→ **Stated goal**:
Lines containing the string "Soil" are to be collected in full.
··· Data section ···
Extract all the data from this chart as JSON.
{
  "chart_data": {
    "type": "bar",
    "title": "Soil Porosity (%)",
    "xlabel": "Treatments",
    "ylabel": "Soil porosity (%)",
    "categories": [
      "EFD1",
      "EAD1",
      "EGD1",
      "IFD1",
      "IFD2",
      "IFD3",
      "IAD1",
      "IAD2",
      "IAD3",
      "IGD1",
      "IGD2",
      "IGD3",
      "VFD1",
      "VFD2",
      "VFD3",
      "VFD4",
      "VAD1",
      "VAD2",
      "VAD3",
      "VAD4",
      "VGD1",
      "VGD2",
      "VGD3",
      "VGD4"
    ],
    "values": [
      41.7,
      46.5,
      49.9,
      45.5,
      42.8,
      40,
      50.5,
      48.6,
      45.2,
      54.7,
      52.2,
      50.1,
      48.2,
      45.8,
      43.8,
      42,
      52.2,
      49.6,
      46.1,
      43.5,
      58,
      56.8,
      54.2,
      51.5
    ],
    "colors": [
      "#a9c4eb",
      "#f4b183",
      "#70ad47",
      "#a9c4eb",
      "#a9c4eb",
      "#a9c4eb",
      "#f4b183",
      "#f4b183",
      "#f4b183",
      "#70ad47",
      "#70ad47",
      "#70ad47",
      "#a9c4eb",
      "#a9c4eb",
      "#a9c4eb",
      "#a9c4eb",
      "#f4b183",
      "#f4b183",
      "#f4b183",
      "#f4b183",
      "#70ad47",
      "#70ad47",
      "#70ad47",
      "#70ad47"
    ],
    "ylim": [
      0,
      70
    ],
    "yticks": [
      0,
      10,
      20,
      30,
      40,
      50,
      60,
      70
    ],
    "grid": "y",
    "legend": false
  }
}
···
→ **Full output**:
    "title": "Soil Porosity (%)",
    "ylabel": "Soil porosity (%)",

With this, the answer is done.